__SUPPLIED DATA__.
──────

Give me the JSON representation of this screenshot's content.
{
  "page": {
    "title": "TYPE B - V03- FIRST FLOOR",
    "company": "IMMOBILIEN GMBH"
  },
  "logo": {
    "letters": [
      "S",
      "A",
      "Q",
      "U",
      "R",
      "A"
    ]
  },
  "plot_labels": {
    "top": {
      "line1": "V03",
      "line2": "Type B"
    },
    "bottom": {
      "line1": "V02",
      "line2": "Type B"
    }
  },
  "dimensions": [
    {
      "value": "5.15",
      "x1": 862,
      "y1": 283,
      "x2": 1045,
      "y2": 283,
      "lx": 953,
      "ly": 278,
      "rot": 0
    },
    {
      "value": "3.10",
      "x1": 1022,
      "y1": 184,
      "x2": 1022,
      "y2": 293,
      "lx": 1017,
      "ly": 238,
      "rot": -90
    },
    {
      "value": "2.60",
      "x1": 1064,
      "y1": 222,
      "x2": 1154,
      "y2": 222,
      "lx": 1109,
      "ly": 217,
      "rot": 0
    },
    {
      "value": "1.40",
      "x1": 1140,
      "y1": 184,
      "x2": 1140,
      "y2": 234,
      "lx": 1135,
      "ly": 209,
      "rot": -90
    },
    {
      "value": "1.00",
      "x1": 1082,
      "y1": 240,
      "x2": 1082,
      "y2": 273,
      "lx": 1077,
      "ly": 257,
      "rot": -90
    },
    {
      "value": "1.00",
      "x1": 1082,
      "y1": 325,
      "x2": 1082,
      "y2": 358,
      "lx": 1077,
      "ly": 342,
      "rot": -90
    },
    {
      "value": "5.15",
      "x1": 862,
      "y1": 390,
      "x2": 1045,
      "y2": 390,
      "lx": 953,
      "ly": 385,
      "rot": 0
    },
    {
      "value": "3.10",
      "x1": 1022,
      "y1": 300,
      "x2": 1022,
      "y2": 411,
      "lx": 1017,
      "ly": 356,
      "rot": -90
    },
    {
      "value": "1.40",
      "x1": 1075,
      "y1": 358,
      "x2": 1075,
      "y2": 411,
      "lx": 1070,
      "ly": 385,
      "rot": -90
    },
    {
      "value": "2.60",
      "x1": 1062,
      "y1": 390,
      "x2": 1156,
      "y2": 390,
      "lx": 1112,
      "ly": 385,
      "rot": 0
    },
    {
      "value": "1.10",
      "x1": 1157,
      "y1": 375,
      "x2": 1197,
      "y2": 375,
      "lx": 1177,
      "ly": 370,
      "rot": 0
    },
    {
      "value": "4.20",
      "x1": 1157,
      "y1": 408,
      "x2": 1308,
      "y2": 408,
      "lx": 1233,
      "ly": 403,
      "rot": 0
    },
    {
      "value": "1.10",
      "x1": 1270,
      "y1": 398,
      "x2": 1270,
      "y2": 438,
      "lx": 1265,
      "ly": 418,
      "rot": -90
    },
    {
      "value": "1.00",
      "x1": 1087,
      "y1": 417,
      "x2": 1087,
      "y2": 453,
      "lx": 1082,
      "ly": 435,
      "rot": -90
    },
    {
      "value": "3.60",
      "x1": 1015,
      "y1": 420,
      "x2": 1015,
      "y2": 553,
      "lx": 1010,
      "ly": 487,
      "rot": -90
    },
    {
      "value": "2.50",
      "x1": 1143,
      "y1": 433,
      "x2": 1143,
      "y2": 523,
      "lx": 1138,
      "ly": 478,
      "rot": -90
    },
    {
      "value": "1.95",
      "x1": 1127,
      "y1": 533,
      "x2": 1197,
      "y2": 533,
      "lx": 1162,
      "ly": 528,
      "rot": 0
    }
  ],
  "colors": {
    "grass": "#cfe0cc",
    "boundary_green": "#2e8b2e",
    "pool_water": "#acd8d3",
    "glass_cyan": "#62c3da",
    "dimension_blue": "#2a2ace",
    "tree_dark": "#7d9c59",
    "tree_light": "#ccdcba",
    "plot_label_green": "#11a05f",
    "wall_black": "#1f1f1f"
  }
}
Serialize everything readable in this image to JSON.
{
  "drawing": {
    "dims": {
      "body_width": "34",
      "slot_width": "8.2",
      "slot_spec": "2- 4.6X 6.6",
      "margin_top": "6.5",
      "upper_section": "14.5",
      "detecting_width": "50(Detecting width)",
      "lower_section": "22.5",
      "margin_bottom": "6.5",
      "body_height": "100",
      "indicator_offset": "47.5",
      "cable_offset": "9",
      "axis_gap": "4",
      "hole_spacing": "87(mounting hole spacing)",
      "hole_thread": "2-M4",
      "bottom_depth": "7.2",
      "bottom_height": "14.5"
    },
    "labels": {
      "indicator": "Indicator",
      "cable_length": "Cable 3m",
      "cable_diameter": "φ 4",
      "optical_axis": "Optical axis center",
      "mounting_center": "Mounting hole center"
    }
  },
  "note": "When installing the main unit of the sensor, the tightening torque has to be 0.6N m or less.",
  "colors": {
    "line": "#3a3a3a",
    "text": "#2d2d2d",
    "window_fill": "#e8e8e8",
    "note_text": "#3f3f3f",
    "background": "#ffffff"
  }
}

──────

Copy out all of the records above with nothing altered.

Give me the JSON representation of this screenshot's content.
{
  "page": {
    "title": "TYPE B - V03- FIRST FLOOR",
    "company": "IMMOBILIEN GMBH"
  },
  "logo": {
    "letters": [
      "S",
      "A",
      "Q",
      "U",
      "R",
      "A"
    ]
  },
  "plot_labels": {
    "top": {
      "line1": "V03",
      "line2": "Type B"
    },
    "bottom": {
      "line1": "V02",
      "line2": "Type B"
    }
  },
  "dimensions": [
    {
      "value": "5.15",
      "x1": 862,
      "y1": 283,
      "x2": 1045,
      "y2": 283,
      "lx": 953,
      "ly": 278,
      "rot": 0
    },
    {
      "value": "3.10",
      "x1": 1022,
      "y1": 184,
      "x2": 1022,
      "y2": 293,
      "lx": 1017,
      "ly": 238,
      "rot": -90
    },
    {
      "value": "2.60",
      "x1": 1064,
      "y1": 222,
      "x2": 1154,
      "y2": 222,
      "lx": 1109,
      "ly": 217,
      "rot": 0
    },
    {
      "value": "1.40",
      "x1": 1140,
      "y1": 184,
      "x2": 1140,
      "y2": 234,
      "lx": 1135,
      "ly": 209,
      "rot": -90
    },
    {
      "value": "1.00",
      "x1": 1082,
      "y1": 240,
      "x2": 1082,
      "y2": 273,
      "lx": 1077,
      "ly": 257,
      "rot": -90
    },
    {
      "value": "1.00",
      "x1": 1082,
      "y1": 325,
      "x2": 1082,
      "y2": 358,
      "lx": 1077,
      "ly": 342,
      "rot": -90
    },
    {
      "value": "5.15",
      "x1": 862,
      "y1": 390,
      "x2": 1045,
      "y2": 390,
      "lx": 953,
      "ly": 385,
      "rot": 0
    },
    {
      "value": "3.10",
      "x1": 1022,
      "y1": 300,
      "x2": 1022,
      "y2": 411,
      "lx": 1017,
      "ly": 356,
      "rot": -90
    },
    {
      "value": "1.40",
      "x1": 1075,
      "y1": 358,
      "x2": 1075,
      "y2": 411,
      "lx": 1070,
      "ly": 385,
      "rot": -90
    },
    {
      "value": "2.60",
      "x1": 1062,
      "y1": 390,
      "x2": 1156,
      "y2": 390,
      "lx": 1112,
      "ly": 385,
      "rot": 0
    },
    {
      "value": "1.10",
      "x1": 1157,
      "y1": 375,
      "x2": 1197,
      "y2": 375,
      "lx": 1177,
      "ly": 370,
      "rot": 0
    },
    {
      "value": "4.20",
      "x1": 1157,
      "y1": 408,
      "x2": 1308,
      "y2": 408,
      "lx": 1233,
      "ly": 403,
      "rot": 0
    },
    {
      "value": "1.10",
      "x1": 1270,
      "y1": 398,
      "x2": 1270,
      "y2": 438,
      "lx": 1265,
      "ly": 418,
      "rot": -90
    },
    {
      "value": "1.00",
      "x1": 1087,
      "y1": 417,
      "x2": 1087,
      "y2": 453,
      "lx": 1082,
      "ly": 435,
      "rot": -90
    },
    {
      "value": "3.60",
      "x1": 1015,
      "y1": 420,
      "x2": 1015,
      "y2": 553,
      "lx": 1010,
      "ly": 487,
      "rot": -90
    },
    {
      "value": "2.50",
      "x1": 1143,
      "y1": 433,
      "x2": 1143,
      "y2": 523,
      "lx": 1138,
      "ly": 478,
      "rot": -90
    },
    {
      "value": "1.95",
      "x1": 1127,
      "y1": 533,
      "x2": 1197,
      "y2": 533,
      "lx": 1162,
      "ly": 528,
      "rot": 0
    }
  ],
  "colors": {
    "grass": "#cfe0cc",
    "boundary_green": "#2e8b2e",
    "pool_water": "#acd8d3",
    "glass_cyan": "#62c3da",
    "dimension_blue": "#2a2ace",
    "tree_dark": "#7d9c59",
    "tree_light": "#ccdcba",
    "plot_label_green": "#11a05f",
    "wall_black": "#1f1f1f"
  }
}
Serialize everything readable in this image to JSON.
{
  "drawing": {
    "dims": {
      "body_width": "34",
      "slot_width": "8.2",
      "slot_spec": "2- 4.6X 6.6",
      "margin_top": "6.5",
      "upper_section": "14.5",
      "detecting_width": "50(Detecting width)",
      "lower_section": "22.5",
      "margin_bottom": "6.5",
      "body_height": "100",
      "indicator_offset": "47.5",
      "cable_offset": "9",
      "axis_gap": "4",
      "hole_spacing": "87(mounting hole spacing)",
      "hole_thread": "2-M4",
      "bottom_depth": "7.2",
      "bottom_height": "14.5"
    },
    "labels": {
      "indicator": "Indicator",
      "cable_length": "Cable 3m",
      "cable_diameter": "φ 4",
      "optical_axis": "Optical axis center",
      "mounting_center": "Mounting hole center"
    }
  },
  "note": "When installing the main unit of the sensor, the tightening torque has to be 0.6N m or less.",
  "colors": {
    "line": "#3a3a3a",
    "text": "#2d2d2d",
    "window_fill": "#e8e8e8",
    "note_text": "#3f3f3f",
    "background": "#ffffff"
  }
}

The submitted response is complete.